Problem requirements
Give only the number of lines in these records that contain the word "adjusted".

Data records
-*-

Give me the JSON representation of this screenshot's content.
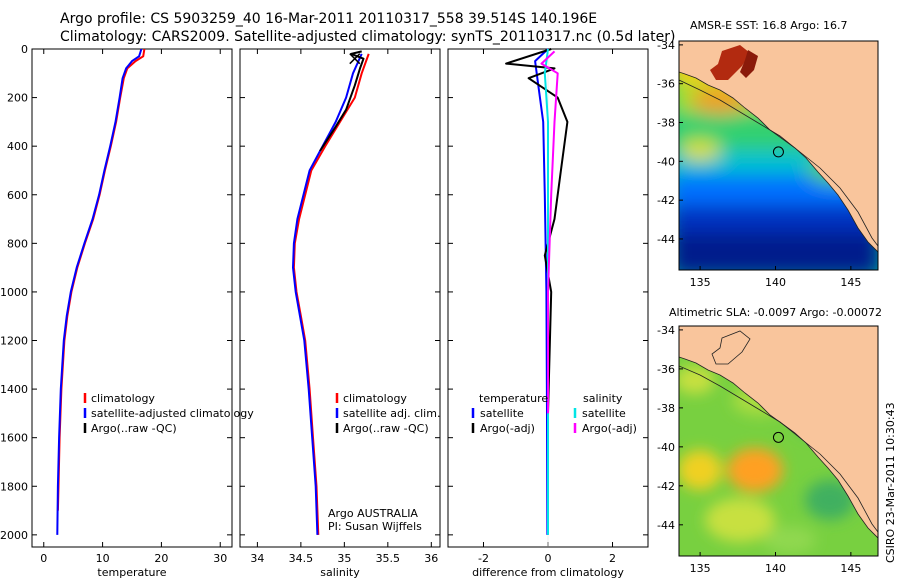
{
  "header": {
    "line1": "Argo profile: CS 5903259_40 16-Mar-2011 20110317_558 39.514S 140.196E",
    "line2": "Climatology: CARS2009. Satellite-adjusted climatology: synTS_20110317.nc (0.5d later)"
  },
  "colors": {
    "climatology": "#ff0000",
    "satellite": "#0000ff",
    "argo": "#000000",
    "sal_satellite": "#00e5e5",
    "sal_argo": "#ff00ff",
    "land": "#f9c59c"
  },
  "chart_data": [
    {
      "type": "line",
      "xlabel": "temperature",
      "ylabel": "",
      "xlim": [
        -2,
        32
      ],
      "ylim": [
        2050,
        0
      ],
      "y_reversed": true,
      "x_ticks": [
        0,
        10,
        20,
        30
      ],
      "y_ticks": [
        0,
        200,
        400,
        600,
        800,
        1000,
        1200,
        1400,
        1600,
        1800,
        2000
      ],
      "legend": {
        "placement": "lower-right",
        "entries": [
          "climatology",
          "satellite-adjusted climatology",
          "Argo(..raw -QC)"
        ]
      },
      "series": [
        {
          "name": "climatology",
          "color": "#ff0000",
          "points": [
            [
              17.1,
              0
            ],
            [
              16.9,
              30
            ],
            [
              15.6,
              50
            ],
            [
              14.2,
              80
            ],
            [
              13.6,
              120
            ],
            [
              13.0,
              200
            ],
            [
              12.3,
              300
            ],
            [
              11.4,
              400
            ],
            [
              10.4,
              500
            ],
            [
              9.5,
              600
            ],
            [
              8.4,
              700
            ],
            [
              7.0,
              800
            ],
            [
              5.7,
              900
            ],
            [
              4.7,
              1000
            ],
            [
              4.0,
              1100
            ],
            [
              3.5,
              1200
            ],
            [
              3.0,
              1400
            ],
            [
              2.7,
              1600
            ],
            [
              2.5,
              1800
            ],
            [
              2.4,
              1900
            ]
          ]
        },
        {
          "name": "satellite-adjusted climatology",
          "color": "#0000ff",
          "points": [
            [
              16.6,
              0
            ],
            [
              16.2,
              30
            ],
            [
              15.0,
              50
            ],
            [
              14.0,
              80
            ],
            [
              13.4,
              120
            ],
            [
              12.9,
              200
            ],
            [
              12.2,
              300
            ],
            [
              11.3,
              400
            ],
            [
              10.3,
              500
            ],
            [
              9.4,
              600
            ],
            [
              8.3,
              700
            ],
            [
              6.9,
              800
            ],
            [
              5.6,
              900
            ],
            [
              4.6,
              1000
            ],
            [
              3.9,
              1100
            ],
            [
              3.4,
              1200
            ],
            [
              2.9,
              1400
            ],
            [
              2.6,
              1600
            ],
            [
              2.4,
              1800
            ],
            [
              2.3,
              2000
            ]
          ]
        }
      ]
    },
    {
      "type": "line",
      "xlabel": "salinity",
      "ylabel": "",
      "xlim": [
        33.8,
        36.1
      ],
      "ylim": [
        2050,
        0
      ],
      "y_reversed": true,
      "x_ticks": [
        34,
        34.5,
        35,
        35.5,
        36
      ],
      "legend": {
        "placement": "lower-right",
        "entries": [
          "climatology",
          "satellite adj. clim.",
          "Argo(..raw -QC)"
        ]
      },
      "series": [
        {
          "name": "climatology",
          "color": "#ff0000",
          "points": [
            [
              35.28,
              20
            ],
            [
              35.2,
              100
            ],
            [
              35.12,
              200
            ],
            [
              34.95,
              300
            ],
            [
              34.78,
              400
            ],
            [
              34.62,
              500
            ],
            [
              34.55,
              600
            ],
            [
              34.48,
              700
            ],
            [
              34.43,
              800
            ],
            [
              34.42,
              900
            ],
            [
              34.45,
              1000
            ],
            [
              34.5,
              1100
            ],
            [
              34.55,
              1200
            ],
            [
              34.6,
              1400
            ],
            [
              34.64,
              1600
            ],
            [
              34.68,
              1800
            ],
            [
              34.7,
              2000
            ]
          ]
        },
        {
          "name": "satellite adj. clim.",
          "color": "#0000ff",
          "points": [
            [
              35.2,
              20
            ],
            [
              35.1,
              100
            ],
            [
              35.02,
              200
            ],
            [
              34.9,
              300
            ],
            [
              34.75,
              400
            ],
            [
              34.6,
              500
            ],
            [
              34.53,
              600
            ],
            [
              34.46,
              700
            ],
            [
              34.42,
              800
            ],
            [
              34.41,
              900
            ],
            [
              34.44,
              1000
            ],
            [
              34.49,
              1100
            ],
            [
              34.54,
              1200
            ],
            [
              34.59,
              1400
            ],
            [
              34.63,
              1600
            ],
            [
              34.67,
              1800
            ],
            [
              34.69,
              2000
            ]
          ]
        },
        {
          "name": "Argo(..raw -QC)",
          "color": "#000000",
          "points": [
            [
              35.2,
              10
            ],
            [
              35.08,
              20
            ],
            [
              35.22,
              40
            ],
            [
              35.18,
              80
            ],
            [
              35.12,
              150
            ],
            [
              35.02,
              250
            ],
            [
              34.9,
              320
            ],
            [
              34.72,
              420
            ]
          ]
        }
      ],
      "annotations": [
        "Argo AUSTRALIA",
        "PI: Susan Wijffels"
      ]
    },
    {
      "type": "line",
      "xlabel": "difference from climatology",
      "ylabel": "",
      "xlim": [
        -3.1,
        3.1
      ],
      "ylim": [
        2050,
        0
      ],
      "y_reversed": true,
      "x_ticks": [
        -2,
        0,
        2
      ],
      "legend": {
        "placement": "lower-right",
        "entries": [
          {
            "group": "temperature",
            "items": [
              "satellite",
              "Argo(-adj)"
            ]
          },
          {
            "group": "salinity",
            "items": [
              "satellite",
              "Argo(-adj)"
            ]
          }
        ]
      },
      "series": [
        {
          "name": "satellite (temperature)",
          "color": "#0000ff",
          "points": [
            [
              0,
              0
            ],
            [
              -0.4,
              50
            ],
            [
              -0.3,
              150
            ],
            [
              -0.15,
              300
            ],
            [
              -0.1,
              600
            ],
            [
              -0.05,
              1000
            ],
            [
              -0.03,
              1500
            ],
            [
              -0.02,
              2000
            ]
          ]
        },
        {
          "name": "Argo(-adj) (temperature)",
          "color": "#000000",
          "points": [
            [
              0.1,
              0
            ],
            [
              -1.3,
              60
            ],
            [
              0.2,
              80
            ],
            [
              -0.6,
              120
            ],
            [
              0.3,
              200
            ],
            [
              0.6,
              300
            ],
            [
              0.4,
              500
            ],
            [
              0.2,
              700
            ],
            [
              -0.1,
              850
            ],
            [
              0.1,
              1000
            ],
            [
              0.0,
              1500
            ],
            [
              0.0,
              1980
            ]
          ]
        },
        {
          "name": "satellite (salinity)",
          "color": "#00e5e5",
          "points": [
            [
              0.0,
              0
            ],
            [
              -0.1,
              100
            ],
            [
              0.0,
              300
            ],
            [
              0.0,
              700
            ],
            [
              0.0,
              1200
            ],
            [
              0.0,
              2000
            ]
          ]
        },
        {
          "name": "Argo(-adj) (salinity)",
          "color": "#ff00ff",
          "points": [
            [
              0.2,
              10
            ],
            [
              -0.2,
              60
            ],
            [
              0.3,
              100
            ],
            [
              0.2,
              300
            ],
            [
              0.1,
              600
            ],
            [
              0.0,
              1000
            ],
            [
              0.0,
              1500
            ]
          ]
        }
      ]
    }
  ],
  "maps": [
    {
      "title": "AMSR-E SST: 16.8 Argo: 16.7",
      "x_ticks": [
        "135",
        "140",
        "145"
      ],
      "y_ticks": [
        "-34",
        "-36",
        "-38",
        "-40",
        "-42",
        "-44"
      ],
      "argo_position": [
        140.196,
        -39.514
      ]
    },
    {
      "title": "Altimetric SLA: -0.0097 Argo: -0.00072",
      "x_ticks": [
        "135",
        "140",
        "145"
      ],
      "y_ticks": [
        "-34",
        "-36",
        "-38",
        "-40",
        "-42",
        "-44"
      ],
      "argo_position": [
        140.196,
        -39.514
      ]
    }
  ],
  "footer": {
    "stamp": "CSIRO 23-Mar-2011 10:30:43"
  }
}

-*-

Answer
3